GIVEN TASK
Write out all of the entries exactly as given.

SUPPLIED DATA
===============

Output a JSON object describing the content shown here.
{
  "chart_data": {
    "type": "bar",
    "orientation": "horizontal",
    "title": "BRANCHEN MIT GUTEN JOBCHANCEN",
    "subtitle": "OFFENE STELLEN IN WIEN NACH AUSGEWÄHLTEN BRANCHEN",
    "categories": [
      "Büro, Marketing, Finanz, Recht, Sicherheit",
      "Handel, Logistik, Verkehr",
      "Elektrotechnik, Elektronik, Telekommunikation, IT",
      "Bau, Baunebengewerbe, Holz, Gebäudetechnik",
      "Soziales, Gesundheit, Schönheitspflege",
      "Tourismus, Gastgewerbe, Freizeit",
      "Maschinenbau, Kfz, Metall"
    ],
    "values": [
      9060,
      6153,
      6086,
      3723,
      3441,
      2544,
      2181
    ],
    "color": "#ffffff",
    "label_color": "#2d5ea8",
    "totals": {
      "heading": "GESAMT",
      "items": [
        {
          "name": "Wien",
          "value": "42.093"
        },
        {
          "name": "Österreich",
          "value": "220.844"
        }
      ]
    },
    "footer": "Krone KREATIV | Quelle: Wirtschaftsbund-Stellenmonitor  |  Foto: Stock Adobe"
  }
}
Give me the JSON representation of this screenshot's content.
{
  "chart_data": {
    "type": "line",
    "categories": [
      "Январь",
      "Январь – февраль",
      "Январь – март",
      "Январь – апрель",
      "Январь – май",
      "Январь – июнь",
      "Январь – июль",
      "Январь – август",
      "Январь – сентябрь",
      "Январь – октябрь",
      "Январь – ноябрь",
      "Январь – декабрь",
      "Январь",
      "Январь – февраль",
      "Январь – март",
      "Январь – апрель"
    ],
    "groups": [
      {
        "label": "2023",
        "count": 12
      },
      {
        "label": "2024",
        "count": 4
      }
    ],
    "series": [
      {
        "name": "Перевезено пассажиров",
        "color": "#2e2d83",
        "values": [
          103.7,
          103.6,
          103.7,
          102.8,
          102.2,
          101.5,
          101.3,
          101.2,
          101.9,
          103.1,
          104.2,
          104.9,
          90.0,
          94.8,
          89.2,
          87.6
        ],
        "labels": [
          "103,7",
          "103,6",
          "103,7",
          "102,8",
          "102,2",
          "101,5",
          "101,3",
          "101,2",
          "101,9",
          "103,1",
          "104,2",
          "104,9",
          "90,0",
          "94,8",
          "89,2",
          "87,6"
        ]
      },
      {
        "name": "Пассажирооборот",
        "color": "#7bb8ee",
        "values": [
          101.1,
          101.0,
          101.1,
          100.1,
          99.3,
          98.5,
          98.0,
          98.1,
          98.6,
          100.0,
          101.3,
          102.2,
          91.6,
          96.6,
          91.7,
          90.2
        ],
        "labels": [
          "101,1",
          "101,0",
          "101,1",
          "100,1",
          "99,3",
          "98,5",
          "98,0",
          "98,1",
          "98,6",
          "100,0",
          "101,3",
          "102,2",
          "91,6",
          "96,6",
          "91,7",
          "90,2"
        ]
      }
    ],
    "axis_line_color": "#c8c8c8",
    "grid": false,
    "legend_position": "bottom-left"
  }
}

===============

ANSWER BELOW
Output a JSON object describing the content shown here.
{
  "chart_data": {
    "type": "bar",
    "orientation": "horizontal",
    "title": "BRANCHEN MIT GUTEN JOBCHANCEN",
    "subtitle": "OFFENE STELLEN IN WIEN NACH AUSGEWÄHLTEN BRANCHEN",
    "categories": [
      "Büro, Marketing, Finanz, Recht, Sicherheit",
      "Handel, Logistik, Verkehr",
      "Elektrotechnik, Elektronik, Telekommunikation, IT",
      "Bau, Baunebengewerbe, Holz, Gebäudetechnik",
      "Soziales, Gesundheit, Schönheitspflege",
      "Tourismus, Gastgewerbe, Freizeit",
      "Maschinenbau, Kfz, Metall"
    ],
    "values": [
      9060,
      6153,
      6086,
      3723,
      3441,
      2544,
      2181
    ],
    "color": "#ffffff",
    "label_color": "#2d5ea8",
    "totals": {
      "heading": "GESAMT",
      "items": [
        {
          "name": "Wien",
          "value": "42.093"
        },
        {
          "name": "Österreich",
          "value": "220.844"
        }
      ]
    },
    "footer": "Krone KREATIV | Quelle: Wirtschaftsbund-Stellenmonitor  |  Foto: Stock Adobe"
  }
}
Give me the JSON representation of this screenshot's content.
{
  "chart_data": {
    "type": "line",
    "categories": [
      "Январь",
      "Январь – февраль",
      "Январь – март",
      "Январь – апрель",
      "Январь – май",
      "Январь – июнь",
      "Январь – июль",
      "Январь – август",
      "Январь – сентябрь",
      "Январь – октябрь",
      "Январь – ноябрь",
      "Январь – декабрь",
      "Январь",
      "Январь – февраль",
      "Январь – март",
      "Январь – апрель"
    ],
    "groups": [
      {
        "label": "2023",
        "count": 12
      },
      {
        "label": "2024",
        "count": 4
      }
    ],
    "series": [
      {
        "name": "Перевезено пассажиров",
        "color": "#2e2d83",
        "values": [
          103.7,
          103.6,
          103.7,
          102.8,
          102.2,
          101.5,
          101.3,
          101.2,
          101.9,
          103.1,
          104.2,
          104.9,
          90.0,
          94.8,
          89.2,
          87.6
        ],
        "labels": [
          "103,7",
          "103,6",
          "103,7",
          "102,8",
          "102,2",
          "101,5",
          "101,3",
          "101,2",
          "101,9",
          "103,1",
          "104,2",
          "104,9",
          "90,0",
          "94,8",
          "89,2",
          "87,6"
        ]
      },
      {
        "name": "Пассажирооборот",
        "color": "#7bb8ee",
        "values": [
          101.1,
          101.0,
          101.1,
          100.1,
          99.3,
          98.5,
          98.0,
          98.1,
          98.6,
          100.0,
          101.3,
          102.2,
          91.6,
          96.6,
          91.7,
          90.2
        ],
        "labels": [
          "101,1",
          "101,0",
          "101,1",
          "100,1",
          "99,3",
          "98,5",
          "98,0",
          "98,1",
          "98,6",
          "100,0",
          "101,3",
          "102,2",
          "91,6",
          "96,6",
          "91,7",
          "90,2"
        ]
      }
    ],
    "axis_line_color": "#c8c8c8",
    "grid": false,
    "legend_position": "bottom-left"
  }
}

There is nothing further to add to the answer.